- **TASK GOAL**:
Extract the full listing verbatim and drop any pictures from your copy.

--- RECORDS FOR THE EXERCISE ---

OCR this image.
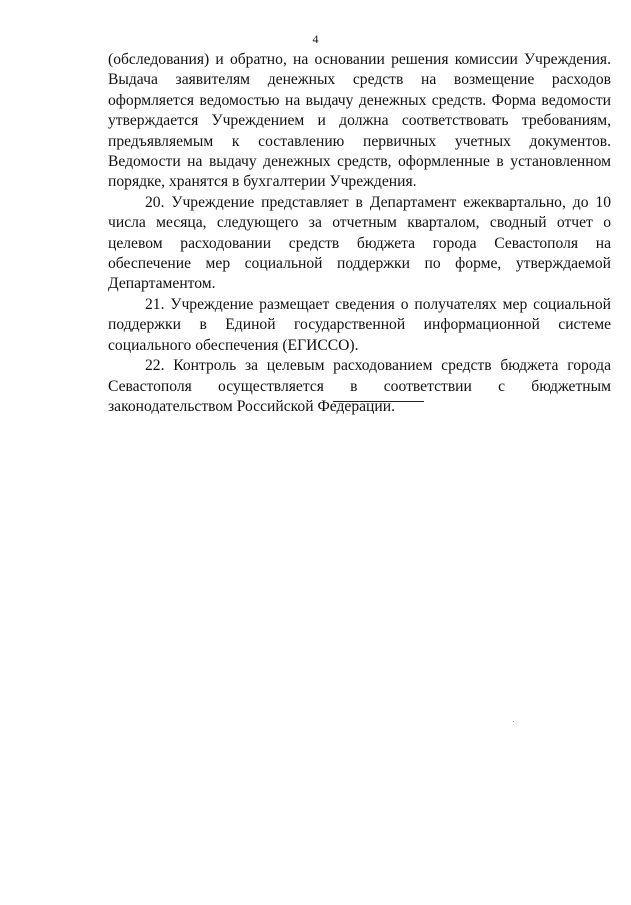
4

(обследования) и обратно, на основании решения комиссии Учреждения. Выдача заявителям денежных средств на возмещение расходов оформляется ведомостью на выдачу денежных средств. Форма ведомости утверждается Учреждением и должна соответствовать требованиям, предъявляемым к составлению первичных учетных документов. Ведомости на выдачу денежных средств, оформленные в установленном порядке, хранятся в бухгалтерии Учреждения.

20. Учреждение представляет в Департамент ежеквартально, до 10 числа месяца, следующего за отчетным кварталом, сводный отчет о целевом расходовании средств бюджета города Севастополя на обеспечение мер социальной поддержки по форме, утверждаемой Департаментом.

21. Учреждение размещает сведения о получателях мер социальной поддержки в Единой государственной информационной системе социального обеспечения (ЕГИССО).

22. Контроль за целевым расходованием средств бюджета города Севастополя осуществляется в соответствии с бюджетным законодательством Российской Федерации.
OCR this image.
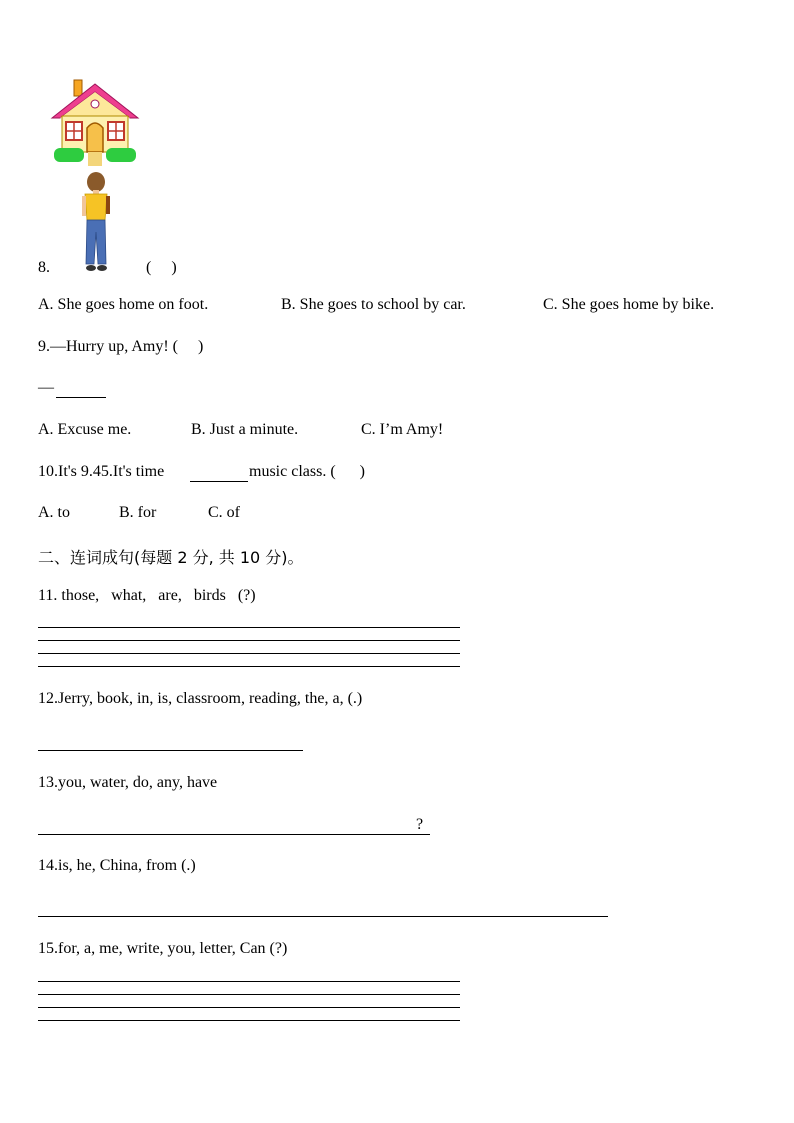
8.	(     )
A. She goes home on foot.	B. She goes to school by car.	C. She goes home by bike.
9.—Hurry up, Amy! (     )
—
A. Excuse me.	B. Just a minute.	C. I’m Amy!
10.It's 9.45.It's time	music class. (      )
A. to	B. for	C. of
二、连词成句(每题 2 分, 共 10 分)。
11. those,   what,   are,   birds   (?)
12.Jerry, book, in, is, classroom, reading, the, a, (.)
13.you, water, do, any, have
?
14.is, he, China, from (.)
15.for, a, me, write, you, letter, Can (?)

---

- **RESULT FOR THIS TASK**:
OCR this image.
4

(обследования) и обратно, на основании решения комиссии Учреждения. Выдача заявителям денежных средств на возмещение расходов оформляется ведомостью на выдачу денежных средств. Форма ведомости утверждается Учреждением и должна соответствовать требованиям, предъявляемым к составлению первичных учетных документов. Ведомости на выдачу денежных средств, оформленные в установленном порядке, хранятся в бухгалтерии Учреждения.

20. Учреждение представляет в Департамент ежеквартально, до 10 числа месяца, следующего за отчетным кварталом, сводный отчет о целевом расходовании средств бюджета города Севастополя на обеспечение мер социальной поддержки по форме, утверждаемой Департаментом.

21. Учреждение размещает сведения о получателях мер социальной поддержки в Единой государственной информационной системе социального обеспечения (ЕГИССО).

22. Контроль за целевым расходованием средств бюджета города Севастополя осуществляется в соответствии с бюджетным законодательством Российской Федерации.
OCR this image.
8.	(     )
A. She goes home on foot.	B. She goes to school by car.	C. She goes home by bike.
9.—Hurry up, Amy! (     )
—
A. Excuse me.	B. Just a minute.	C. I’m Amy!
10.It's 9.45.It's time	music class. (      )
A. to	B. for	C. of
二、连词成句(每题 2 分, 共 10 分)。
11. those,   what,   are,   birds   (?)
12.Jerry, book, in, is, classroom, reading, the, a, (.)
13.you, water, do, any, have
?
14.is, he, China, from (.)
15.for, a, me, write, you, letter, Can (?)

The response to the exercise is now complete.